Given request:
Below are some records. Write out the lines from the one containing "Output a JSON" to the last line, word for word, leaving out pictures.

Data shown:
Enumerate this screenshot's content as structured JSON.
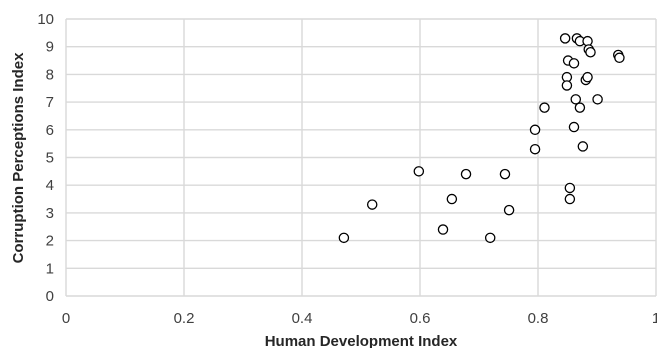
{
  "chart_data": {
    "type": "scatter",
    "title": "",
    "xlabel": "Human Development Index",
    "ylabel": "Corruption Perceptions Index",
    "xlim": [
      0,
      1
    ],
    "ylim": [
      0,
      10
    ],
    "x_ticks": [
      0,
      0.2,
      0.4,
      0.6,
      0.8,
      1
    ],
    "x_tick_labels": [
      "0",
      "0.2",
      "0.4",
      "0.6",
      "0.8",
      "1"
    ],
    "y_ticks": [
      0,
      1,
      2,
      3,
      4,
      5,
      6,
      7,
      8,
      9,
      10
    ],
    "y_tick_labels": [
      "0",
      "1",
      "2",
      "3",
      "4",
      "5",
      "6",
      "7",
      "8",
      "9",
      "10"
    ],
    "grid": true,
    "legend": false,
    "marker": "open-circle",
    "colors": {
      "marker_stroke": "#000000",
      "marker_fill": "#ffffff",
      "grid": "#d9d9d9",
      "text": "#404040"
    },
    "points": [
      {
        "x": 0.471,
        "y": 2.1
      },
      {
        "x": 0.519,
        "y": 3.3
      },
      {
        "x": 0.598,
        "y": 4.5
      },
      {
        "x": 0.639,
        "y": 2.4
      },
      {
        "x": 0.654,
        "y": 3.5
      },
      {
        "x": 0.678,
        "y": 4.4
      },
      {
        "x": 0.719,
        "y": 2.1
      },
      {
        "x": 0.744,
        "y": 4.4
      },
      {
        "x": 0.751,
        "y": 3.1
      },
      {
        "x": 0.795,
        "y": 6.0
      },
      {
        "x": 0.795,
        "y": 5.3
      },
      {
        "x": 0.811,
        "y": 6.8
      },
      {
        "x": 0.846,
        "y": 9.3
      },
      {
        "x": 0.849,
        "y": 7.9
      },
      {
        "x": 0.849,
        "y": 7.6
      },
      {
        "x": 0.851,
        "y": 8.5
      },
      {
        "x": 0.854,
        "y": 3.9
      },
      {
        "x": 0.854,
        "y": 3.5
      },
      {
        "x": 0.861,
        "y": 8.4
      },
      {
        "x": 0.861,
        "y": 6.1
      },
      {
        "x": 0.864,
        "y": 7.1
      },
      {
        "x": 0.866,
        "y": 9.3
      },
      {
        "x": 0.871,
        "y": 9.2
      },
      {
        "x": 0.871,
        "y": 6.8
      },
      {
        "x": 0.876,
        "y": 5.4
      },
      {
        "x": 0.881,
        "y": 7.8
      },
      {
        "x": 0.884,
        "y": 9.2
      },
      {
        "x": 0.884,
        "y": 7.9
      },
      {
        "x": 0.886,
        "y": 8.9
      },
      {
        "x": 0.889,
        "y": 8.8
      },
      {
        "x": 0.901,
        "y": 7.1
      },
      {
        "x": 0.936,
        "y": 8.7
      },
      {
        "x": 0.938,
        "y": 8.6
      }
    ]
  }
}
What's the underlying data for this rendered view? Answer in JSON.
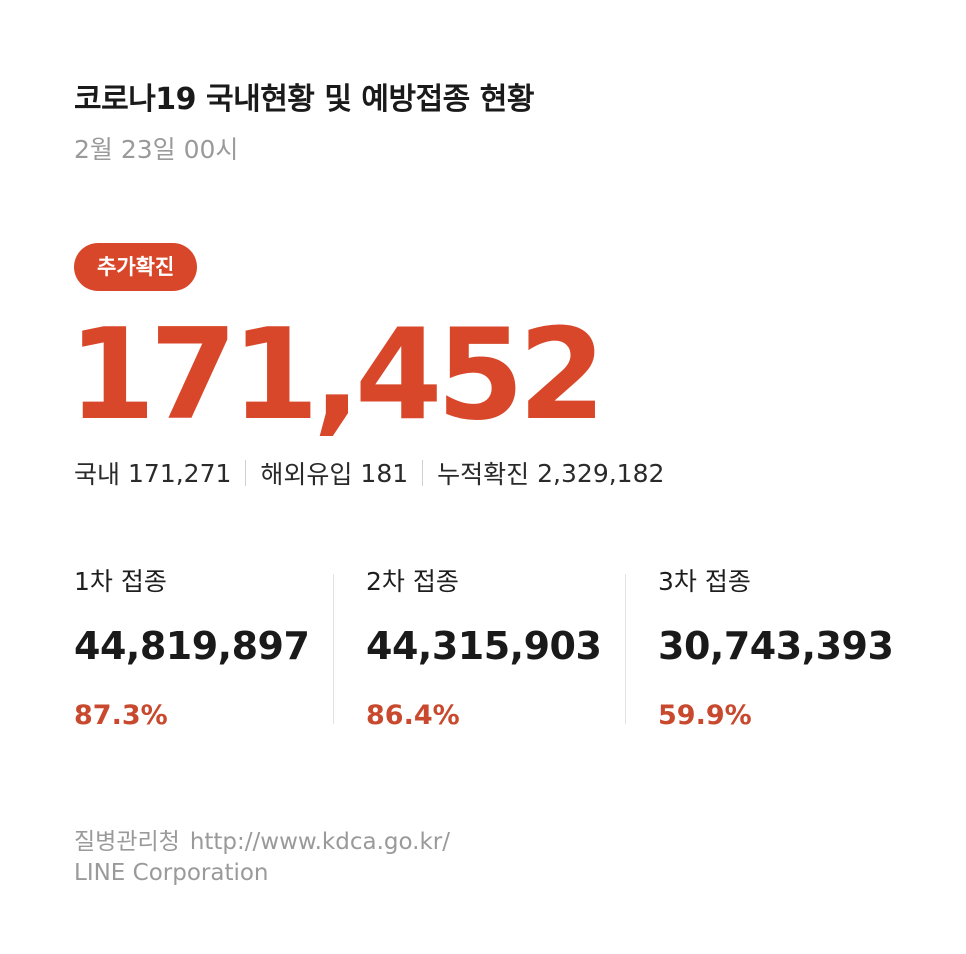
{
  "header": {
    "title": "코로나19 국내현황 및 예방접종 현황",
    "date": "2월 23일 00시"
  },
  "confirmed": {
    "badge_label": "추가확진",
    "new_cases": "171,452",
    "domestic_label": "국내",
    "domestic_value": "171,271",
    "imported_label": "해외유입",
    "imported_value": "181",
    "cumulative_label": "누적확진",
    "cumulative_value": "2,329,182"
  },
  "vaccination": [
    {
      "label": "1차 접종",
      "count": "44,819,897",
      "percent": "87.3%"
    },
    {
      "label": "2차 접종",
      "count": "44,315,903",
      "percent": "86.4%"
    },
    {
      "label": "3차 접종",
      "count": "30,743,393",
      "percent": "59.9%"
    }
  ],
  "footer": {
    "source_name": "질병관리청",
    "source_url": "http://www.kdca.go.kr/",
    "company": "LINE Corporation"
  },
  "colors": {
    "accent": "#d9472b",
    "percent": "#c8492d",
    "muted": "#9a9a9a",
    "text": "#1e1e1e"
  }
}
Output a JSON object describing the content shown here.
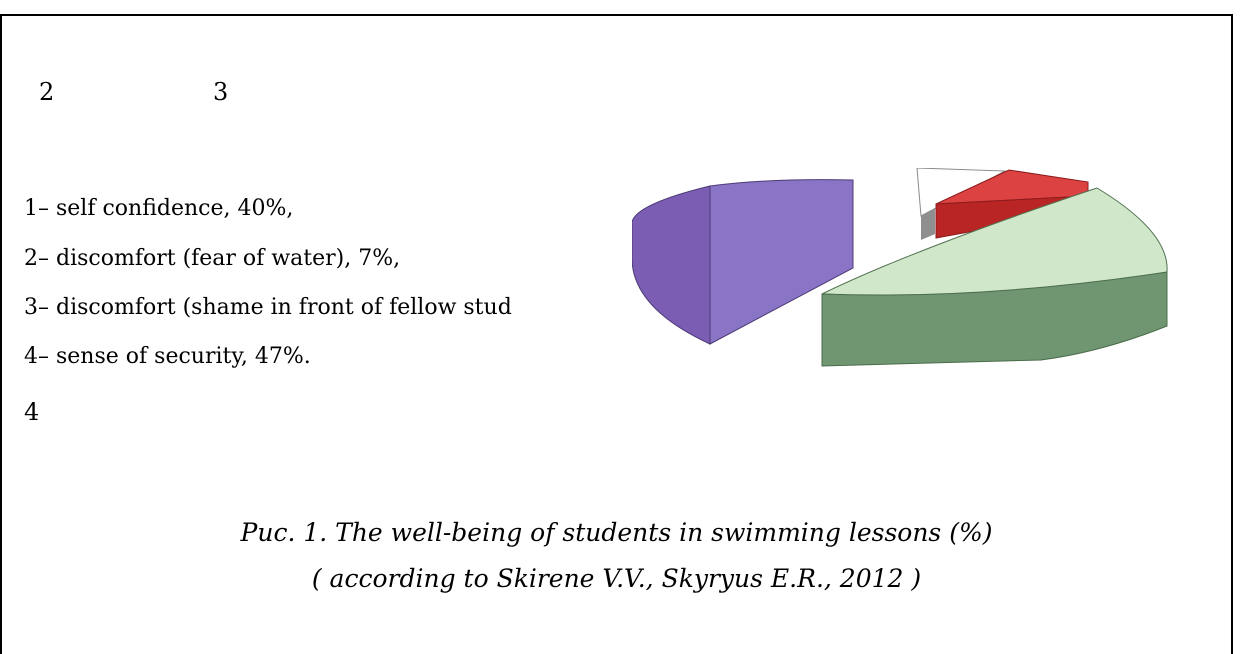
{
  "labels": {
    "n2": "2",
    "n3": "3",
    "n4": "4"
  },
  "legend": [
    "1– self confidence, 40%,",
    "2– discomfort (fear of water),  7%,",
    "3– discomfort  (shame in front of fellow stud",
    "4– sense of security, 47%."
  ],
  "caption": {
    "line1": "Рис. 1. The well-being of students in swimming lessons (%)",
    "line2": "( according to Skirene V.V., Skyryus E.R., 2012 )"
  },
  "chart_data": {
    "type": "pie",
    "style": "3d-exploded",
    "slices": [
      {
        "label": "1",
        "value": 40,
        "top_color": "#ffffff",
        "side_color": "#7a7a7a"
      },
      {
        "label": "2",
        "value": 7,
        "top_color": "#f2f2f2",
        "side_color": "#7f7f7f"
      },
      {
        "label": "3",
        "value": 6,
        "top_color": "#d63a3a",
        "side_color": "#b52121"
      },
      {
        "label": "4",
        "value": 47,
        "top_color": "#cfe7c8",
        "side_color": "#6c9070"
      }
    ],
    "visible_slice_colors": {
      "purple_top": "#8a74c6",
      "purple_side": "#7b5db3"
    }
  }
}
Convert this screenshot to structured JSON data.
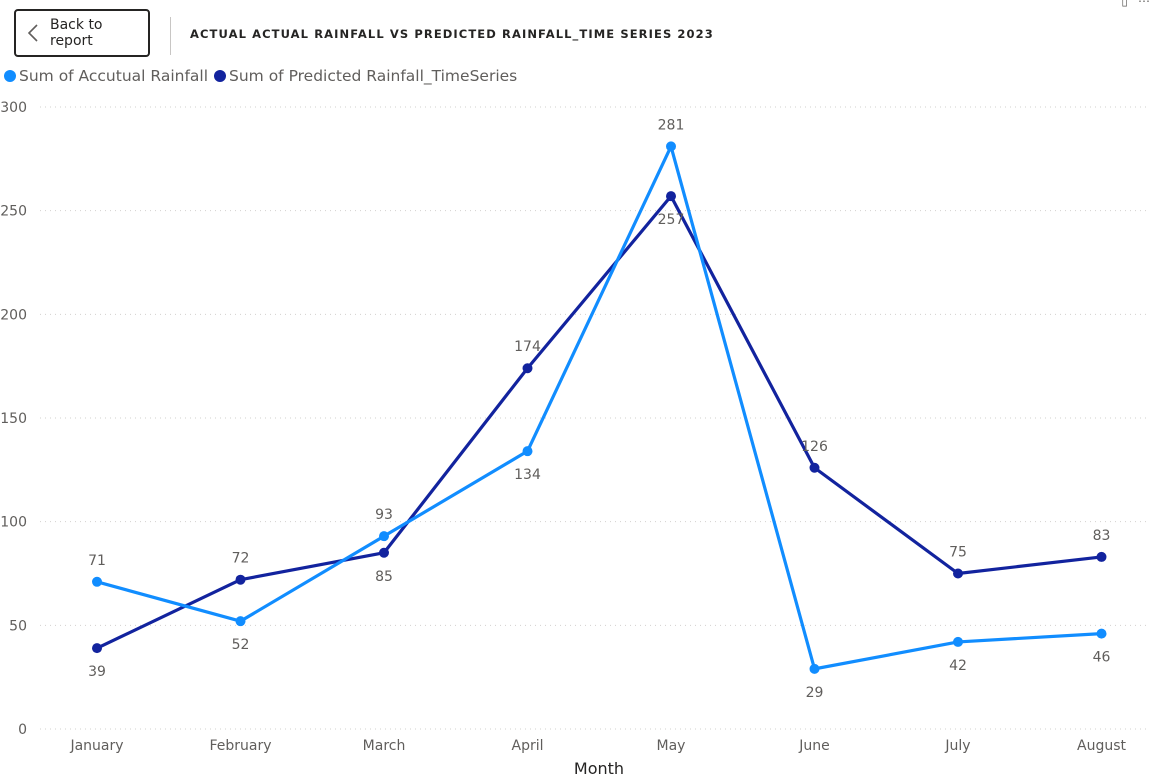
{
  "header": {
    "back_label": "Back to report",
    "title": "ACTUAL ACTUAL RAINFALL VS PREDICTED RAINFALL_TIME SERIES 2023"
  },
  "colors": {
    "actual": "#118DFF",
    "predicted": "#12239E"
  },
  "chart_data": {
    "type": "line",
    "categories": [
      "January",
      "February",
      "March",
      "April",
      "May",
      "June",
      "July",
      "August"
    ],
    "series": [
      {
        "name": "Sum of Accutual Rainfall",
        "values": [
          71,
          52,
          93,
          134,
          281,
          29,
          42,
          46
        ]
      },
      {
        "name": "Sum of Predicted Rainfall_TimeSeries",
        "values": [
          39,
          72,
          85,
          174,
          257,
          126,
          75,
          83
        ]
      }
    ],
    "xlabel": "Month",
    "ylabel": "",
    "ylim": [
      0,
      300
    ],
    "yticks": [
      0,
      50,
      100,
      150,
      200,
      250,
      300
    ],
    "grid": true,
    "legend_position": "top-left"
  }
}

Completed task:
Output a JSON object describing the content shown here.
{
  "labels": {
    "n2": "2",
    "n3": "3",
    "n4": "4"
  },
  "legend": [
    "1– self confidence, 40%,",
    "2– discomfort (fear of water),  7%,",
    "3– discomfort  (shame in front of fellow stud",
    "4– sense of security, 47%."
  ],
  "caption": {
    "line1": "Рис. 1. The well-being of students in swimming lessons (%)",
    "line2": "( according to Skirene V.V., Skyryus E.R., 2012 )"
  },
  "chart_data": {
    "type": "pie",
    "style": "3d-exploded",
    "slices": [
      {
        "label": "1",
        "value": 40,
        "top_color": "#ffffff",
        "side_color": "#7a7a7a"
      },
      {
        "label": "2",
        "value": 7,
        "top_color": "#f2f2f2",
        "side_color": "#7f7f7f"
      },
      {
        "label": "3",
        "value": 6,
        "top_color": "#d63a3a",
        "side_color": "#b52121"
      },
      {
        "label": "4",
        "value": 47,
        "top_color": "#cfe7c8",
        "side_color": "#6c9070"
      }
    ],
    "visible_slice_colors": {
      "purple_top": "#8a74c6",
      "purple_side": "#7b5db3"
    }
  }
}
Convert this screenshot to structured JSON data.
{
  "header": {
    "back_label": "Back to report",
    "title": "ACTUAL ACTUAL RAINFALL VS PREDICTED RAINFALL_TIME SERIES 2023"
  },
  "colors": {
    "actual": "#118DFF",
    "predicted": "#12239E"
  },
  "chart_data": {
    "type": "line",
    "categories": [
      "January",
      "February",
      "March",
      "April",
      "May",
      "June",
      "July",
      "August"
    ],
    "series": [
      {
        "name": "Sum of Accutual Rainfall",
        "values": [
          71,
          52,
          93,
          134,
          281,
          29,
          42,
          46
        ]
      },
      {
        "name": "Sum of Predicted Rainfall_TimeSeries",
        "values": [
          39,
          72,
          85,
          174,
          257,
          126,
          75,
          83
        ]
      }
    ],
    "xlabel": "Month",
    "ylabel": "",
    "ylim": [
      0,
      300
    ],
    "yticks": [
      0,
      50,
      100,
      150,
      200,
      250,
      300
    ],
    "grid": true,
    "legend_position": "top-left"
  }
}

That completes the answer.